Task objective –
Identify all lines below that hold "color" and collect them.

<<<<

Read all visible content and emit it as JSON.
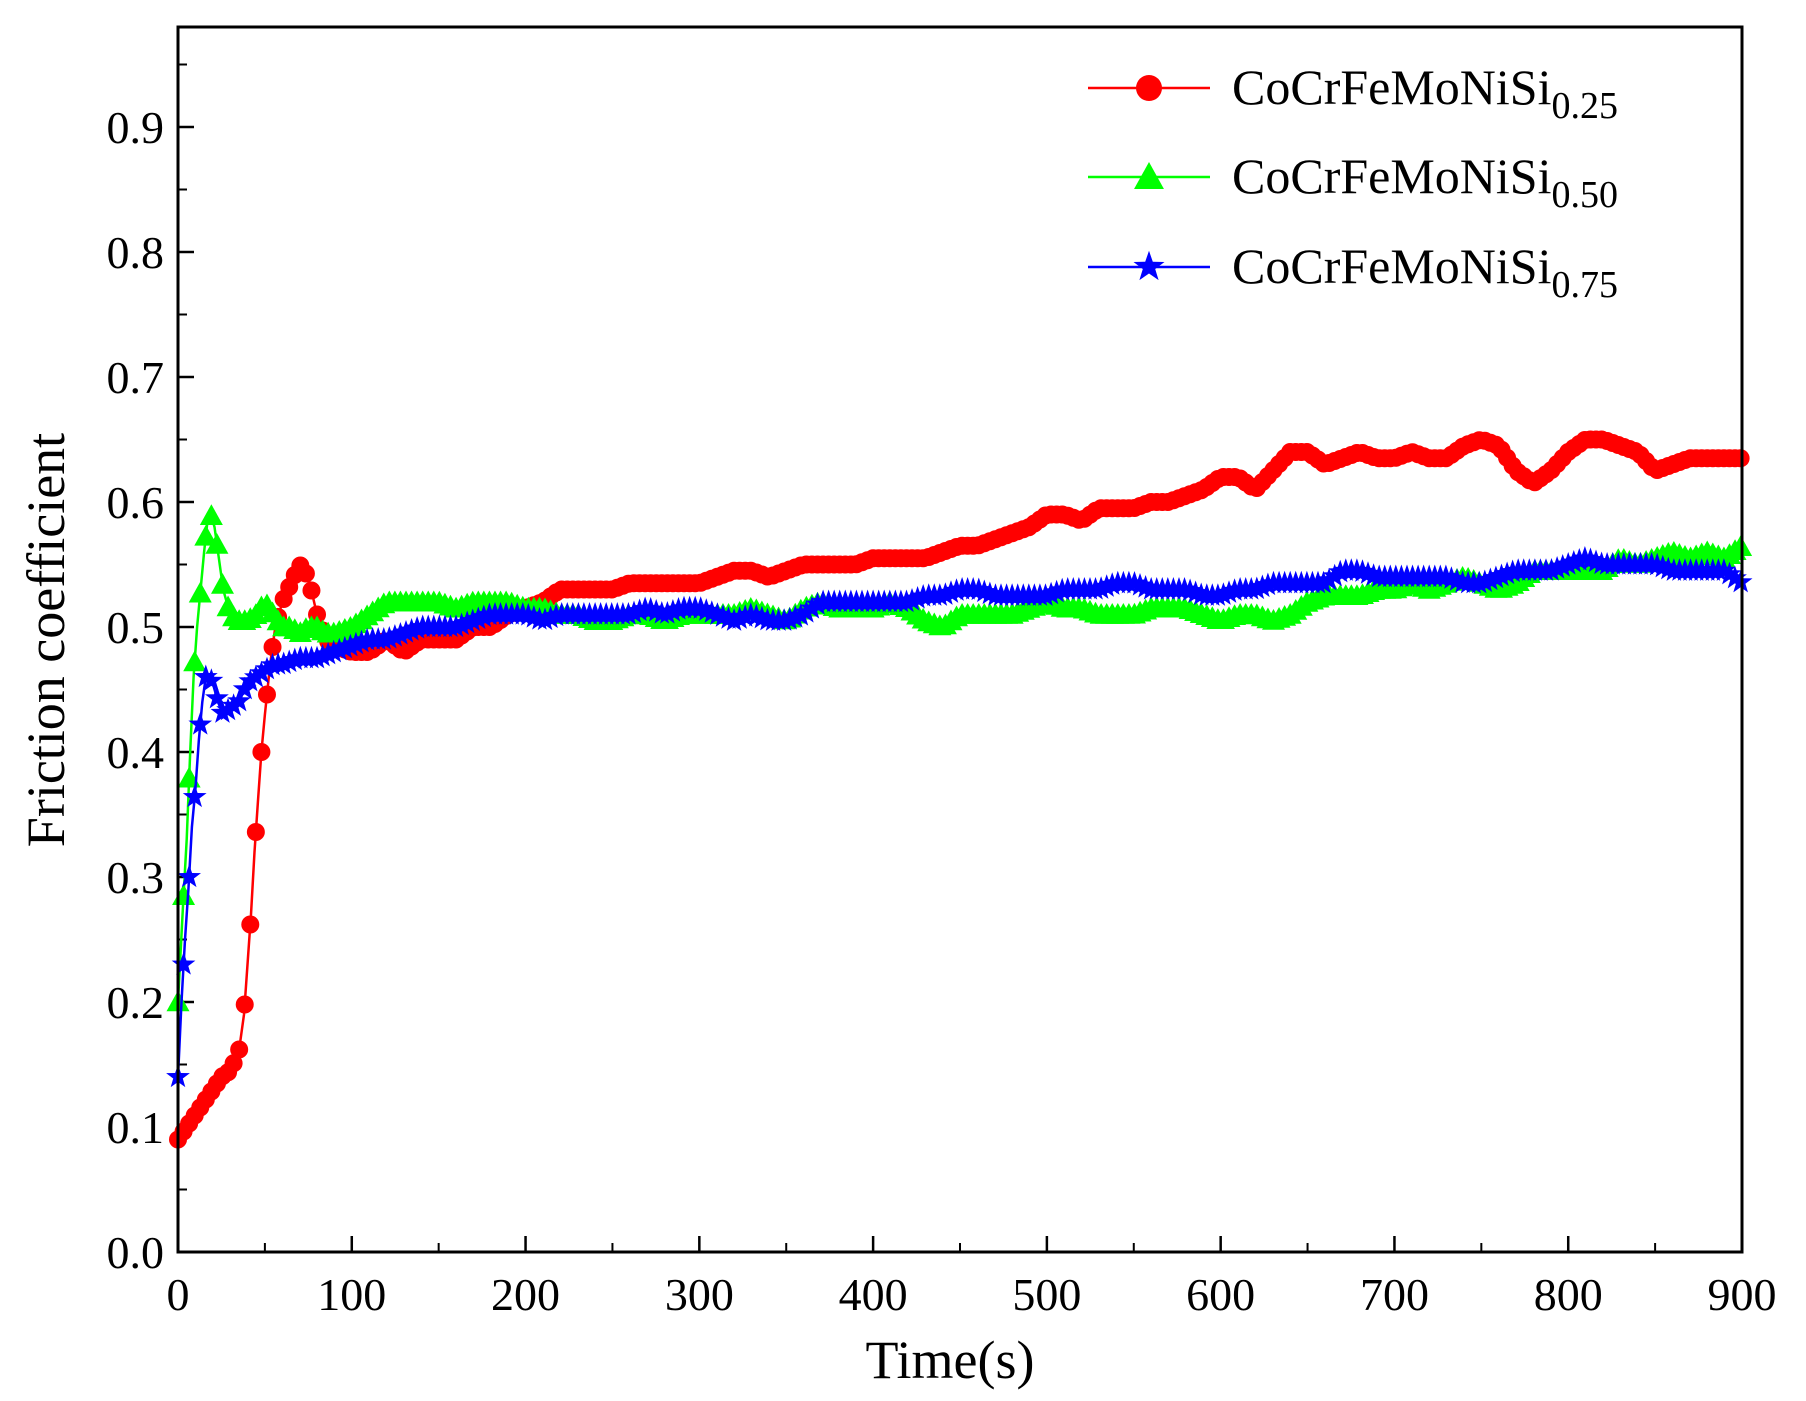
{
  "chart_data": {
    "type": "line",
    "xlabel": "Time(s)",
    "ylabel": "Friction coefficient",
    "xlim": [
      0,
      900
    ],
    "ylim": [
      0,
      0.98
    ],
    "x_ticks": [
      "0",
      "100",
      "200",
      "300",
      "400",
      "500",
      "600",
      "700",
      "800",
      "900"
    ],
    "y_ticks": [
      "0.0",
      "0.1",
      "0.2",
      "0.3",
      "0.4",
      "0.5",
      "0.6",
      "0.7",
      "0.8",
      "0.9"
    ],
    "legend_position": "top-right",
    "series": [
      {
        "name": "CoCrFeMoNiSi",
        "subscript": "0.25",
        "color": "#ff0000",
        "marker": "circle",
        "points": [
          [
            0,
            0.09
          ],
          [
            5,
            0.1
          ],
          [
            10,
            0.11
          ],
          [
            15,
            0.12
          ],
          [
            20,
            0.13
          ],
          [
            25,
            0.14
          ],
          [
            30,
            0.145
          ],
          [
            35,
            0.16
          ],
          [
            38,
            0.19
          ],
          [
            40,
            0.23
          ],
          [
            42,
            0.27
          ],
          [
            44,
            0.32
          ],
          [
            46,
            0.36
          ],
          [
            48,
            0.4
          ],
          [
            50,
            0.43
          ],
          [
            53,
            0.47
          ],
          [
            56,
            0.5
          ],
          [
            60,
            0.52
          ],
          [
            65,
            0.535
          ],
          [
            70,
            0.55
          ],
          [
            75,
            0.54
          ],
          [
            80,
            0.51
          ],
          [
            85,
            0.49
          ],
          [
            90,
            0.485
          ],
          [
            100,
            0.48
          ],
          [
            110,
            0.48
          ],
          [
            120,
            0.49
          ],
          [
            130,
            0.48
          ],
          [
            140,
            0.49
          ],
          [
            150,
            0.49
          ],
          [
            160,
            0.49
          ],
          [
            170,
            0.5
          ],
          [
            180,
            0.5
          ],
          [
            190,
            0.51
          ],
          [
            200,
            0.515
          ],
          [
            210,
            0.52
          ],
          [
            220,
            0.53
          ],
          [
            230,
            0.53
          ],
          [
            240,
            0.53
          ],
          [
            250,
            0.53
          ],
          [
            260,
            0.535
          ],
          [
            270,
            0.535
          ],
          [
            280,
            0.535
          ],
          [
            290,
            0.535
          ],
          [
            300,
            0.535
          ],
          [
            310,
            0.54
          ],
          [
            320,
            0.545
          ],
          [
            330,
            0.545
          ],
          [
            340,
            0.54
          ],
          [
            350,
            0.545
          ],
          [
            360,
            0.55
          ],
          [
            370,
            0.55
          ],
          [
            380,
            0.55
          ],
          [
            390,
            0.55
          ],
          [
            400,
            0.555
          ],
          [
            410,
            0.555
          ],
          [
            420,
            0.555
          ],
          [
            430,
            0.555
          ],
          [
            440,
            0.56
          ],
          [
            450,
            0.565
          ],
          [
            460,
            0.565
          ],
          [
            470,
            0.57
          ],
          [
            480,
            0.575
          ],
          [
            490,
            0.58
          ],
          [
            500,
            0.59
          ],
          [
            510,
            0.59
          ],
          [
            520,
            0.585
          ],
          [
            530,
            0.595
          ],
          [
            540,
            0.595
          ],
          [
            550,
            0.595
          ],
          [
            560,
            0.6
          ],
          [
            570,
            0.6
          ],
          [
            580,
            0.605
          ],
          [
            590,
            0.61
          ],
          [
            600,
            0.62
          ],
          [
            610,
            0.62
          ],
          [
            620,
            0.61
          ],
          [
            630,
            0.625
          ],
          [
            640,
            0.64
          ],
          [
            650,
            0.64
          ],
          [
            660,
            0.63
          ],
          [
            670,
            0.635
          ],
          [
            680,
            0.64
          ],
          [
            690,
            0.635
          ],
          [
            700,
            0.635
          ],
          [
            710,
            0.64
          ],
          [
            720,
            0.635
          ],
          [
            730,
            0.635
          ],
          [
            740,
            0.645
          ],
          [
            750,
            0.65
          ],
          [
            760,
            0.645
          ],
          [
            770,
            0.625
          ],
          [
            780,
            0.615
          ],
          [
            790,
            0.625
          ],
          [
            800,
            0.64
          ],
          [
            810,
            0.65
          ],
          [
            820,
            0.65
          ],
          [
            830,
            0.645
          ],
          [
            840,
            0.64
          ],
          [
            850,
            0.625
          ],
          [
            860,
            0.63
          ],
          [
            870,
            0.635
          ],
          [
            880,
            0.635
          ],
          [
            890,
            0.635
          ],
          [
            900,
            0.635
          ]
        ]
      },
      {
        "name": "CoCrFeMoNiSi",
        "subscript": "0.50",
        "color": "#00ff00",
        "marker": "triangle",
        "points": [
          [
            0,
            0.2
          ],
          [
            3,
            0.28
          ],
          [
            5,
            0.33
          ],
          [
            7,
            0.4
          ],
          [
            9,
            0.46
          ],
          [
            11,
            0.5
          ],
          [
            13,
            0.53
          ],
          [
            15,
            0.56
          ],
          [
            17,
            0.585
          ],
          [
            19,
            0.59
          ],
          [
            21,
            0.58
          ],
          [
            23,
            0.56
          ],
          [
            26,
            0.53
          ],
          [
            30,
            0.51
          ],
          [
            35,
            0.505
          ],
          [
            40,
            0.505
          ],
          [
            45,
            0.51
          ],
          [
            50,
            0.52
          ],
          [
            55,
            0.51
          ],
          [
            60,
            0.5
          ],
          [
            65,
            0.5
          ],
          [
            70,
            0.495
          ],
          [
            75,
            0.5
          ],
          [
            80,
            0.5
          ],
          [
            85,
            0.495
          ],
          [
            90,
            0.495
          ],
          [
            100,
            0.5
          ],
          [
            110,
            0.51
          ],
          [
            120,
            0.52
          ],
          [
            130,
            0.52
          ],
          [
            140,
            0.52
          ],
          [
            150,
            0.52
          ],
          [
            160,
            0.515
          ],
          [
            170,
            0.52
          ],
          [
            180,
            0.52
          ],
          [
            190,
            0.52
          ],
          [
            200,
            0.515
          ],
          [
            210,
            0.515
          ],
          [
            220,
            0.51
          ],
          [
            230,
            0.51
          ],
          [
            240,
            0.505
          ],
          [
            250,
            0.505
          ],
          [
            260,
            0.51
          ],
          [
            270,
            0.51
          ],
          [
            280,
            0.505
          ],
          [
            290,
            0.51
          ],
          [
            300,
            0.51
          ],
          [
            310,
            0.51
          ],
          [
            320,
            0.51
          ],
          [
            330,
            0.515
          ],
          [
            340,
            0.51
          ],
          [
            350,
            0.505
          ],
          [
            360,
            0.515
          ],
          [
            370,
            0.52
          ],
          [
            380,
            0.515
          ],
          [
            390,
            0.515
          ],
          [
            400,
            0.515
          ],
          [
            410,
            0.52
          ],
          [
            420,
            0.515
          ],
          [
            430,
            0.505
          ],
          [
            440,
            0.5
          ],
          [
            450,
            0.51
          ],
          [
            460,
            0.51
          ],
          [
            470,
            0.51
          ],
          [
            480,
            0.51
          ],
          [
            490,
            0.515
          ],
          [
            500,
            0.52
          ],
          [
            510,
            0.515
          ],
          [
            520,
            0.515
          ],
          [
            530,
            0.51
          ],
          [
            540,
            0.51
          ],
          [
            550,
            0.51
          ],
          [
            560,
            0.515
          ],
          [
            570,
            0.515
          ],
          [
            580,
            0.515
          ],
          [
            590,
            0.51
          ],
          [
            600,
            0.505
          ],
          [
            610,
            0.51
          ],
          [
            620,
            0.51
          ],
          [
            630,
            0.505
          ],
          [
            640,
            0.51
          ],
          [
            650,
            0.52
          ],
          [
            660,
            0.525
          ],
          [
            670,
            0.525
          ],
          [
            680,
            0.525
          ],
          [
            690,
            0.53
          ],
          [
            700,
            0.53
          ],
          [
            710,
            0.535
          ],
          [
            720,
            0.53
          ],
          [
            730,
            0.535
          ],
          [
            740,
            0.54
          ],
          [
            750,
            0.535
          ],
          [
            760,
            0.53
          ],
          [
            770,
            0.535
          ],
          [
            780,
            0.545
          ],
          [
            790,
            0.545
          ],
          [
            800,
            0.545
          ],
          [
            810,
            0.545
          ],
          [
            820,
            0.545
          ],
          [
            830,
            0.555
          ],
          [
            840,
            0.55
          ],
          [
            850,
            0.555
          ],
          [
            860,
            0.56
          ],
          [
            870,
            0.555
          ],
          [
            880,
            0.56
          ],
          [
            890,
            0.555
          ],
          [
            900,
            0.565
          ]
        ]
      },
      {
        "name": "CoCrFeMoNiSi",
        "subscript": "0.75",
        "color": "#0000ff",
        "marker": "star",
        "points": [
          [
            0,
            0.14
          ],
          [
            2,
            0.2
          ],
          [
            4,
            0.25
          ],
          [
            6,
            0.29
          ],
          [
            8,
            0.34
          ],
          [
            10,
            0.37
          ],
          [
            12,
            0.41
          ],
          [
            14,
            0.44
          ],
          [
            16,
            0.46
          ],
          [
            18,
            0.46
          ],
          [
            20,
            0.455
          ],
          [
            23,
            0.44
          ],
          [
            26,
            0.43
          ],
          [
            30,
            0.435
          ],
          [
            35,
            0.44
          ],
          [
            40,
            0.455
          ],
          [
            45,
            0.46
          ],
          [
            50,
            0.465
          ],
          [
            55,
            0.47
          ],
          [
            60,
            0.47
          ],
          [
            70,
            0.475
          ],
          [
            80,
            0.475
          ],
          [
            90,
            0.48
          ],
          [
            100,
            0.485
          ],
          [
            110,
            0.49
          ],
          [
            120,
            0.49
          ],
          [
            130,
            0.495
          ],
          [
            140,
            0.5
          ],
          [
            150,
            0.5
          ],
          [
            160,
            0.5
          ],
          [
            170,
            0.505
          ],
          [
            180,
            0.51
          ],
          [
            190,
            0.51
          ],
          [
            200,
            0.51
          ],
          [
            210,
            0.505
          ],
          [
            220,
            0.51
          ],
          [
            230,
            0.51
          ],
          [
            240,
            0.51
          ],
          [
            250,
            0.51
          ],
          [
            260,
            0.51
          ],
          [
            270,
            0.515
          ],
          [
            280,
            0.51
          ],
          [
            290,
            0.515
          ],
          [
            300,
            0.515
          ],
          [
            310,
            0.51
          ],
          [
            320,
            0.505
          ],
          [
            330,
            0.51
          ],
          [
            340,
            0.505
          ],
          [
            350,
            0.505
          ],
          [
            360,
            0.51
          ],
          [
            370,
            0.52
          ],
          [
            380,
            0.52
          ],
          [
            390,
            0.52
          ],
          [
            400,
            0.52
          ],
          [
            410,
            0.52
          ],
          [
            420,
            0.52
          ],
          [
            430,
            0.525
          ],
          [
            440,
            0.525
          ],
          [
            450,
            0.53
          ],
          [
            460,
            0.53
          ],
          [
            470,
            0.525
          ],
          [
            480,
            0.525
          ],
          [
            490,
            0.525
          ],
          [
            500,
            0.525
          ],
          [
            510,
            0.53
          ],
          [
            520,
            0.53
          ],
          [
            530,
            0.53
          ],
          [
            540,
            0.535
          ],
          [
            550,
            0.535
          ],
          [
            560,
            0.53
          ],
          [
            570,
            0.53
          ],
          [
            580,
            0.53
          ],
          [
            590,
            0.525
          ],
          [
            600,
            0.525
          ],
          [
            610,
            0.53
          ],
          [
            620,
            0.53
          ],
          [
            630,
            0.535
          ],
          [
            640,
            0.535
          ],
          [
            650,
            0.535
          ],
          [
            660,
            0.535
          ],
          [
            670,
            0.545
          ],
          [
            680,
            0.545
          ],
          [
            690,
            0.54
          ],
          [
            700,
            0.54
          ],
          [
            710,
            0.54
          ],
          [
            720,
            0.54
          ],
          [
            730,
            0.54
          ],
          [
            740,
            0.535
          ],
          [
            750,
            0.535
          ],
          [
            760,
            0.54
          ],
          [
            770,
            0.545
          ],
          [
            780,
            0.545
          ],
          [
            790,
            0.545
          ],
          [
            800,
            0.55
          ],
          [
            810,
            0.555
          ],
          [
            820,
            0.55
          ],
          [
            830,
            0.55
          ],
          [
            840,
            0.55
          ],
          [
            850,
            0.55
          ],
          [
            860,
            0.545
          ],
          [
            870,
            0.545
          ],
          [
            880,
            0.545
          ],
          [
            890,
            0.545
          ],
          [
            900,
            0.535
          ]
        ]
      }
    ]
  }
}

>>>>

Answer for the task –
        "color": "#ff0000",
        "color": "#00ff00",
        "color": "#0000ff",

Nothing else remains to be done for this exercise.